• Request
Write out all of the entries exactly, please.

:: Records supplied

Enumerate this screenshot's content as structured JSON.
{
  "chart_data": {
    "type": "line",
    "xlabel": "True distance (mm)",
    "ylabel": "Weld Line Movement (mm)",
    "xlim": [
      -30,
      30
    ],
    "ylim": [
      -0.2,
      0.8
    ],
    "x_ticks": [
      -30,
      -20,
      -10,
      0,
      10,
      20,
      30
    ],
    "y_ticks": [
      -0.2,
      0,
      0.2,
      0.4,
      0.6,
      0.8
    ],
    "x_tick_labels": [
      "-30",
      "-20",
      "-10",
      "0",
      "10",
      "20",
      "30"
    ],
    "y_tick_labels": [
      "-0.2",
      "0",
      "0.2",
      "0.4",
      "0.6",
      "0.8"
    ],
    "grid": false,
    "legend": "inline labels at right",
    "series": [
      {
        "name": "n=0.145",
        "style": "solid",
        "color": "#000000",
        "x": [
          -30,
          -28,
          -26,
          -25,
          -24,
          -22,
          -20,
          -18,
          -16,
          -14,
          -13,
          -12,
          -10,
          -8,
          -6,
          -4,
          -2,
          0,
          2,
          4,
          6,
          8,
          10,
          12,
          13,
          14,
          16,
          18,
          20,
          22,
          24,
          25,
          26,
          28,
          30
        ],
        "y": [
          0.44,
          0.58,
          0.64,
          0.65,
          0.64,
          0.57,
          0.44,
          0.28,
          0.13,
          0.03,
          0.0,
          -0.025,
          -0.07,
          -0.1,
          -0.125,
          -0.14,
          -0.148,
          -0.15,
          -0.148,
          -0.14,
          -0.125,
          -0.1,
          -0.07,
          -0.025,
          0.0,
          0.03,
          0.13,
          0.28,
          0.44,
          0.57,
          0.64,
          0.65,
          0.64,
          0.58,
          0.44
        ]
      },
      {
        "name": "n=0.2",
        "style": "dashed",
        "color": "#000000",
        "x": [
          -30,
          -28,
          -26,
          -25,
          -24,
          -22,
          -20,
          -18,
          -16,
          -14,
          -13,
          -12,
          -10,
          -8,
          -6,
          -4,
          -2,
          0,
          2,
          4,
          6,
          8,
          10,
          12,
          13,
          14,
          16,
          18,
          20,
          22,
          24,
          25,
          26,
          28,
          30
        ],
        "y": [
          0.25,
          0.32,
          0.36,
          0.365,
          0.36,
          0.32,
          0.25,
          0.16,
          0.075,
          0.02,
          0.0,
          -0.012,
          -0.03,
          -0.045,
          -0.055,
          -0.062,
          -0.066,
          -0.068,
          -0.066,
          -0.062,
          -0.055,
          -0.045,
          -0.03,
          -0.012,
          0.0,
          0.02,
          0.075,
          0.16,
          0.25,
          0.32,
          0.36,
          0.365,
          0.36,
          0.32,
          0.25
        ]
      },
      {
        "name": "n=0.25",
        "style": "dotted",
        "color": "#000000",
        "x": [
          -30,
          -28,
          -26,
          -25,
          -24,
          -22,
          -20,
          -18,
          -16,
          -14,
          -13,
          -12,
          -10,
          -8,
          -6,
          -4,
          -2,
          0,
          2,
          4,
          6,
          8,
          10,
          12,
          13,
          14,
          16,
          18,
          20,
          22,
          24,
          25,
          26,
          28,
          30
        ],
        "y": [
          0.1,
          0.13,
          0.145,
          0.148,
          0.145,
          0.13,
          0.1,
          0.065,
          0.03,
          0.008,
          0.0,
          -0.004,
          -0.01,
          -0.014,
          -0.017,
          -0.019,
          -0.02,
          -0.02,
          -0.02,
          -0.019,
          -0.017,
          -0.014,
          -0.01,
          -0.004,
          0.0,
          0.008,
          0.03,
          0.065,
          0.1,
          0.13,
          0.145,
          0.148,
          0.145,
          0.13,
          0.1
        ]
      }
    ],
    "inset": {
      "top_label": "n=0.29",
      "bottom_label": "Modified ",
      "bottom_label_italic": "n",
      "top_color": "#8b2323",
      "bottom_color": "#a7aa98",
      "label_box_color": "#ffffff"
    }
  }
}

::::

• Final result
Enumerate this screenshot's content as structured JSON.
{
  "chart_data": {
    "type": "line",
    "xlabel": "True distance (mm)",
    "ylabel": "Weld Line Movement (mm)",
    "xlim": [
      -30,
      30
    ],
    "ylim": [
      -0.2,
      0.8
    ],
    "x_ticks": [
      -30,
      -20,
      -10,
      0,
      10,
      20,
      30
    ],
    "y_ticks": [
      -0.2,
      0,
      0.2,
      0.4,
      0.6,
      0.8
    ],
    "x_tick_labels": [
      "-30",
      "-20",
      "-10",
      "0",
      "10",
      "20",
      "30"
    ],
    "y_tick_labels": [
      "-0.2",
      "0",
      "0.2",
      "0.4",
      "0.6",
      "0.8"
    ],
    "grid": false,
    "legend": "inline labels at right",
    "series": [
      {
        "name": "n=0.145",
        "style": "solid",
        "color": "#000000",
        "x": [
          -30,
          -28,
          -26,
          -25,
          -24,
          -22,
          -20,
          -18,
          -16,
          -14,
          -13,
          -12,
          -10,
          -8,
          -6,
          -4,
          -2,
          0,
          2,
          4,
          6,
          8,
          10,
          12,
          13,
          14,
          16,
          18,
          20,
          22,
          24,
          25,
          26,
          28,
          30
        ],
        "y": [
          0.44,
          0.58,
          0.64,
          0.65,
          0.64,
          0.57,
          0.44,
          0.28,
          0.13,
          0.03,
          0.0,
          -0.025,
          -0.07,
          -0.1,
          -0.125,
          -0.14,
          -0.148,
          -0.15,
          -0.148,
          -0.14,
          -0.125,
          -0.1,
          -0.07,
          -0.025,
          0.0,
          0.03,
          0.13,
          0.28,
          0.44,
          0.57,
          0.64,
          0.65,
          0.64,
          0.58,
          0.44
        ]
      },
      {
        "name": "n=0.2",
        "style": "dashed",
        "color": "#000000",
        "x": [
          -30,
          -28,
          -26,
          -25,
          -24,
          -22,
          -20,
          -18,
          -16,
          -14,
          -13,
          -12,
          -10,
          -8,
          -6,
          -4,
          -2,
          0,
          2,
          4,
          6,
          8,
          10,
          12,
          13,
          14,
          16,
          18,
          20,
          22,
          24,
          25,
          26,
          28,
          30
        ],
        "y": [
          0.25,
          0.32,
          0.36,
          0.365,
          0.36,
          0.32,
          0.25,
          0.16,
          0.075,
          0.02,
          0.0,
          -0.012,
          -0.03,
          -0.045,
          -0.055,
          -0.062,
          -0.066,
          -0.068,
          -0.066,
          -0.062,
          -0.055,
          -0.045,
          -0.03,
          -0.012,
          0.0,
          0.02,
          0.075,
          0.16,
          0.25,
          0.32,
          0.36,
          0.365,
          0.36,
          0.32,
          0.25
        ]
      },
      {
        "name": "n=0.25",
        "style": "dotted",
        "color": "#000000",
        "x": [
          -30,
          -28,
          -26,
          -25,
          -24,
          -22,
          -20,
          -18,
          -16,
          -14,
          -13,
          -12,
          -10,
          -8,
          -6,
          -4,
          -2,
          0,
          2,
          4,
          6,
          8,
          10,
          12,
          13,
          14,
          16,
          18,
          20,
          22,
          24,
          25,
          26,
          28,
          30
        ],
        "y": [
          0.1,
          0.13,
          0.145,
          0.148,
          0.145,
          0.13,
          0.1,
          0.065,
          0.03,
          0.008,
          0.0,
          -0.004,
          -0.01,
          -0.014,
          -0.017,
          -0.019,
          -0.02,
          -0.02,
          -0.02,
          -0.019,
          -0.017,
          -0.014,
          -0.01,
          -0.004,
          0.0,
          0.008,
          0.03,
          0.065,
          0.1,
          0.13,
          0.145,
          0.148,
          0.145,
          0.13,
          0.1
        ]
      }
    ],
    "inset": {
      "top_label": "n=0.29",
      "bottom_label": "Modified ",
      "bottom_label_italic": "n",
      "top_color": "#8b2323",
      "bottom_color": "#a7aa98",
      "label_box_color": "#ffffff"
    }
  }
}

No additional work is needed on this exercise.